• Task directions:
Copy every line of the data that includes the string "学习报告".

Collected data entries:
- - - - - - -
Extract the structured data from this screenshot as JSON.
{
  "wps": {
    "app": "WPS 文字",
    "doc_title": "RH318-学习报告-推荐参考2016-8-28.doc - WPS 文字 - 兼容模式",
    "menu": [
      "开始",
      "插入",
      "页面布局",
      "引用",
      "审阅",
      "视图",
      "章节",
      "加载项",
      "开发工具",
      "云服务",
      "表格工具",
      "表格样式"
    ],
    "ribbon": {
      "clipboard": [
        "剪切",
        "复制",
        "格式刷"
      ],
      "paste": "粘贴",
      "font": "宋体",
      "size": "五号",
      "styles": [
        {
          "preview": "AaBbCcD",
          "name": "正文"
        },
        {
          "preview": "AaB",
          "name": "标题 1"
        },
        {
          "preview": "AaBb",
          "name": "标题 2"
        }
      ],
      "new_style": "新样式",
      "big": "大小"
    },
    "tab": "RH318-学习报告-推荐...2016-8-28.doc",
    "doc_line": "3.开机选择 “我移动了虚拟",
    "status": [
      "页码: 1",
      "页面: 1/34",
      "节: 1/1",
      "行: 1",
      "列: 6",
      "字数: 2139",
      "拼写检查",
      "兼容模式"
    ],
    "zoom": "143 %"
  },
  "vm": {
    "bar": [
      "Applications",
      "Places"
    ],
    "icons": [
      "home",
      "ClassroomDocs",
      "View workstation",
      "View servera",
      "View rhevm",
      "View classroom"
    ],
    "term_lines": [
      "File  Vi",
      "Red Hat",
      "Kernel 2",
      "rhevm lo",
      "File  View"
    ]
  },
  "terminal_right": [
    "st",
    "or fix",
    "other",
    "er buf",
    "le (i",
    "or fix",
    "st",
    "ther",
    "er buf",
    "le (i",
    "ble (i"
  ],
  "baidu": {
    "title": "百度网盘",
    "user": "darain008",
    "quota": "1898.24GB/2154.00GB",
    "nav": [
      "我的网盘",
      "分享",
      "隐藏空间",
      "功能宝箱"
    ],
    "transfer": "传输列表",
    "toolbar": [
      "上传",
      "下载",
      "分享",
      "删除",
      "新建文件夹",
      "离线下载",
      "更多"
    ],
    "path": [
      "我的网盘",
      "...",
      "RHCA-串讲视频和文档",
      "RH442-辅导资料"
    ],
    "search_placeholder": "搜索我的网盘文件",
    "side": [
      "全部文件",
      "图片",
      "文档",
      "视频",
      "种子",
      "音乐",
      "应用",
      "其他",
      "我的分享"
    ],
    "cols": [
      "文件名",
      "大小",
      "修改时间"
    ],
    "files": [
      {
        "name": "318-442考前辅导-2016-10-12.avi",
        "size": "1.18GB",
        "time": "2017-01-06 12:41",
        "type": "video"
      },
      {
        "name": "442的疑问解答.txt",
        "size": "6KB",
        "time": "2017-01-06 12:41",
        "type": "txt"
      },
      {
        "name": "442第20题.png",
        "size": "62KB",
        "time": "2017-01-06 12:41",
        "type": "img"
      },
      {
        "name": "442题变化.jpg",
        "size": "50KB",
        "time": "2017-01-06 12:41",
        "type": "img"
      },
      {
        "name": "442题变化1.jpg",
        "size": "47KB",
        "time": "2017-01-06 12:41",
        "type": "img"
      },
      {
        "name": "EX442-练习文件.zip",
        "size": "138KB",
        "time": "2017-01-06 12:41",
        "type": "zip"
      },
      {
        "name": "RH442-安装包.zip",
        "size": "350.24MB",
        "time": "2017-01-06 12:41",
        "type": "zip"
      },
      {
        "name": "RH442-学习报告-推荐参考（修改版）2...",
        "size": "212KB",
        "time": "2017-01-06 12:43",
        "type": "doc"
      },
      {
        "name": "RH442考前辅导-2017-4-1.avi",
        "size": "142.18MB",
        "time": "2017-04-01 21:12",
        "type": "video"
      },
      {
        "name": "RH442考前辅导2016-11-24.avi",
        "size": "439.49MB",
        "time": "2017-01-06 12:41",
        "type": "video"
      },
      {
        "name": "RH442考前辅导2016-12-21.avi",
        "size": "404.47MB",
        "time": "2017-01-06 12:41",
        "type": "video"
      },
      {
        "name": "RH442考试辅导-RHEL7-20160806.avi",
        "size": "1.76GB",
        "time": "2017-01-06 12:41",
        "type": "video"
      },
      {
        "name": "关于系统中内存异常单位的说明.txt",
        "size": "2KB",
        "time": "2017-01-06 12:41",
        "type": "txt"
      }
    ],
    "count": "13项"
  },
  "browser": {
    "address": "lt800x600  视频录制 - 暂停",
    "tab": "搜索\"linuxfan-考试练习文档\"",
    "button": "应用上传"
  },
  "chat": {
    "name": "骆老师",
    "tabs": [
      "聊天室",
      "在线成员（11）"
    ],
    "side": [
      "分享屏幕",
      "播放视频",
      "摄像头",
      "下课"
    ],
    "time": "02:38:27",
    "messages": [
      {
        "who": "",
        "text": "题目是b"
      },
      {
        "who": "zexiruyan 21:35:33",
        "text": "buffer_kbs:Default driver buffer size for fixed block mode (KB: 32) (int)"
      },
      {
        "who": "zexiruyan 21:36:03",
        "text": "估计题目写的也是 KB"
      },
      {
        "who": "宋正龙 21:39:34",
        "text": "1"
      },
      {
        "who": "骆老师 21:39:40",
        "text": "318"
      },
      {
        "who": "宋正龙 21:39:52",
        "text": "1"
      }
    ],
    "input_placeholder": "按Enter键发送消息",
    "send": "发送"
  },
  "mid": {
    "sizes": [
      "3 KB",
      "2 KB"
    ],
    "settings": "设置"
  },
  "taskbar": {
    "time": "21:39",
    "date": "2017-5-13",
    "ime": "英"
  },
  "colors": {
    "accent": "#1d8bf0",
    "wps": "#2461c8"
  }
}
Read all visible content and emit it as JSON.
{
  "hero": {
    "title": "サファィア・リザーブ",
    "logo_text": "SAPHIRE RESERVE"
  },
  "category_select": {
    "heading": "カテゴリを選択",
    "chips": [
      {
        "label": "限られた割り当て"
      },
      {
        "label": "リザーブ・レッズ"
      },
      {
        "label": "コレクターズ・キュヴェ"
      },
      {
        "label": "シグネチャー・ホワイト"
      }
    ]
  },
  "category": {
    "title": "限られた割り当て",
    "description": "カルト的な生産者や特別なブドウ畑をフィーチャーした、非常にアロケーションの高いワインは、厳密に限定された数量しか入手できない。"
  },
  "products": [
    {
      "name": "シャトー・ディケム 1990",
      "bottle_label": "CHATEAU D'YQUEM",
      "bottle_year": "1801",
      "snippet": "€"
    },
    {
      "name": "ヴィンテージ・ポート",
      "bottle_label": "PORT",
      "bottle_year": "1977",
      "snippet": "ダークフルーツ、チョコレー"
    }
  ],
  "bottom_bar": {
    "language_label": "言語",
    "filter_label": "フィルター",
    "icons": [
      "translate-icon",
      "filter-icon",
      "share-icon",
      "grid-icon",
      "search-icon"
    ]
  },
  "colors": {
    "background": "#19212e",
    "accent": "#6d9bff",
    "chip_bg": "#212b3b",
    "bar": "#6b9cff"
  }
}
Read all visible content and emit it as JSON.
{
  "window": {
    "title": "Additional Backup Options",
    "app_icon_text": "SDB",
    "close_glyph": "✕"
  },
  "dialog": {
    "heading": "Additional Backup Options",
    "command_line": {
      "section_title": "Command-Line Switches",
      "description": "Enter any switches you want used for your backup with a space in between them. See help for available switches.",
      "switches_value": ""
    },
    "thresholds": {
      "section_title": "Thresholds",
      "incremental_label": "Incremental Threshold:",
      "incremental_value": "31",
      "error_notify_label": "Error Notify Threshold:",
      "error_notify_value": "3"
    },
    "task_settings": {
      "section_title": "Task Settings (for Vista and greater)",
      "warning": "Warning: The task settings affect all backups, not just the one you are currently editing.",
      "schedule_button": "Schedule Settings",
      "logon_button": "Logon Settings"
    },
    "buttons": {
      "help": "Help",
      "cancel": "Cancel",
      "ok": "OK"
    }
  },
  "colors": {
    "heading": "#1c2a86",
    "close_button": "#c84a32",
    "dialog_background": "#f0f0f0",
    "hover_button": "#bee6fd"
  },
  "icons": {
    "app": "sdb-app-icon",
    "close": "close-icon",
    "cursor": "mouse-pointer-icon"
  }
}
- - - - - - -
• Task result:
    "doc_title": "RH318-学习报告-推荐参考2016-8-28.doc - WPS 文字 - 兼容模式",
    "tab": "RH318-学习报告-推荐...2016-8-28.doc",
        "name": "RH442-学习报告-推荐参考（修改版）2...",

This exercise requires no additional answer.